Short problem:
Filter the listing below, copying every line in which the word "irányába" appears.
-*-*-
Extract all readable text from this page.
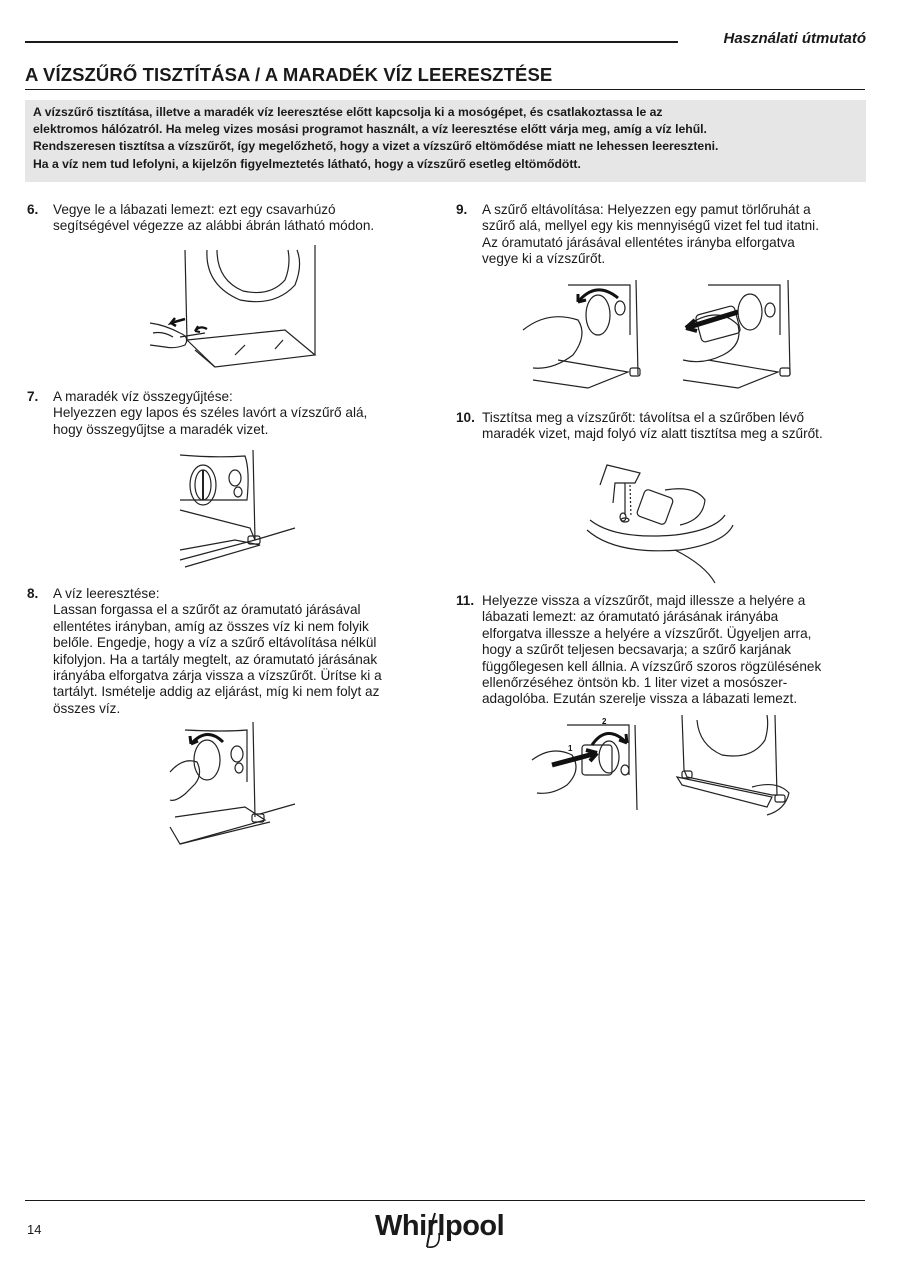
Használati útmutató
A VÍZSZŰRŐ TISZTÍTÁSA / A MARADÉK VÍZ LEERESZTÉSE

A vízszűrő tisztítása, illetve a maradék víz leeresztése előtt kapcsolja ki a mosógépet, és csatlakoztassa le az

elektromos hálózatról. Ha meleg vizes mosási programot használt, a víz leeresztése előtt várja meg, amíg a víz lehűl.

Rendszeresen tisztítsa a vízszűrőt, így megelőzhető, hogy a vizet a vízszűrő eltömődése miatt ne lehessen leereszteni.

Ha a víz nem tud lefolyni, a kijelzőn figyelmeztetés látható, hogy a vízszűrő esetleg eltömődött.

6. Vegye le a lábazati lemezt: ezt egy csavarhúzó

segítségével végezze az alábbi ábrán látható módon.

7. A maradék víz összegyűjtése:

Helyezzen egy lapos és széles lavórt a vízszűrő alá,

hogy összegyűjtse a maradék vizet.

8. A víz leeresztése:

Lassan forgassa el a szűrőt az óramutató járásával

ellentétes irányban, amíg az összes víz ki nem folyik

belőle. Engedje, hogy a víz a szűrő eltávolítása nélkül

kifolyjon. Ha a tartály megtelt, az óramutató járásának

irányába elforgatva zárja vissza a vízszűrőt. Ürítse ki a

tartályt. Ismételje addig az eljárást, míg ki nem folyt az

összes víz.

9. A szűrő eltávolítása: Helyezzen egy pamut törlőruhát a

szűrő alá, mellyel egy kis mennyiségű vizet fel tud itatni.

Az óramutató járásával ellentétes irányba elforgatva

vegye ki a vízszűrőt.

10. Tisztítsa meg a vízszűrőt: távolítsa el a szűrőben lévő

maradék vizet, majd folyó víz alatt tisztítsa meg a szűrőt.

11. Helyezze vissza a vízszűrőt, majd illessze a helyére a

lábazati lemezt: az óramutató járásának irányába

elforgatva illessze a helyére a vízszűrőt. Ügyeljen arra,

hogy a szűrőt teljesen becsavarja; a szűrő karjának

függőlegesen kell állnia. A vízszűrő szoros rögzülésének

ellenőrzéséhez öntsön kb. 1 liter vizet a mosószer-

adagolóba. Ezután szerelje vissza a lábazati lemezt.

1
2
14	Whirlpool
-*-*-
Final answer:
irányába elforgatva zárja vissza a vízszűrőt. Ürítse ki a
lábazati lemezt: az óramutató járásának irányába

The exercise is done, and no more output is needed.